* **PROBLEM TO WORK ON**
Reproduce each line that includes the word "Consommation".
─── INPUT
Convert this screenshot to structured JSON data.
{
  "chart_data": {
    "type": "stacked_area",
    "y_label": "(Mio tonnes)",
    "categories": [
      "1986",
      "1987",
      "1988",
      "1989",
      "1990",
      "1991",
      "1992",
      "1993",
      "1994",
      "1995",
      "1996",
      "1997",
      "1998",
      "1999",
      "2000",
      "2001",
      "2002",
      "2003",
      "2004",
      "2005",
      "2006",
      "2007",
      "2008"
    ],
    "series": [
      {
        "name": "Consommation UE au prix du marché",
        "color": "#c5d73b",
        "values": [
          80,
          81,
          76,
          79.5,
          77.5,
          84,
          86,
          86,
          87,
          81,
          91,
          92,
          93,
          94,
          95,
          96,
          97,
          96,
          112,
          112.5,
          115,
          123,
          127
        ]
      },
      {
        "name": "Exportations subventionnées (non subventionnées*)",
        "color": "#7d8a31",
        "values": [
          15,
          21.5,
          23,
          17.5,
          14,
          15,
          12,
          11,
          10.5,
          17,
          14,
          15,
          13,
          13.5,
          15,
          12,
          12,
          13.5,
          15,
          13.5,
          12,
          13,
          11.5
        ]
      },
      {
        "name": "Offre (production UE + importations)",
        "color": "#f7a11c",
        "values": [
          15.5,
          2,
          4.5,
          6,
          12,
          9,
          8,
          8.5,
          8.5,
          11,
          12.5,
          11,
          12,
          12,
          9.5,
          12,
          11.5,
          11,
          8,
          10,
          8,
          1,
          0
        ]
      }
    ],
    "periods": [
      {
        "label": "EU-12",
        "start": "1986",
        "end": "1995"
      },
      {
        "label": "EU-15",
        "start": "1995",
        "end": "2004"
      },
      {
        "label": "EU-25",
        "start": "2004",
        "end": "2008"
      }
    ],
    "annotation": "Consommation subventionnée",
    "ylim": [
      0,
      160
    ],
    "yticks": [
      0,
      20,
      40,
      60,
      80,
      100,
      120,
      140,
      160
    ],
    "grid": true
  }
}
──────
* **IN RESPONSE**
        "name": "Consommation UE au prix du marché",
    "annotation": "Consommation subventionnée",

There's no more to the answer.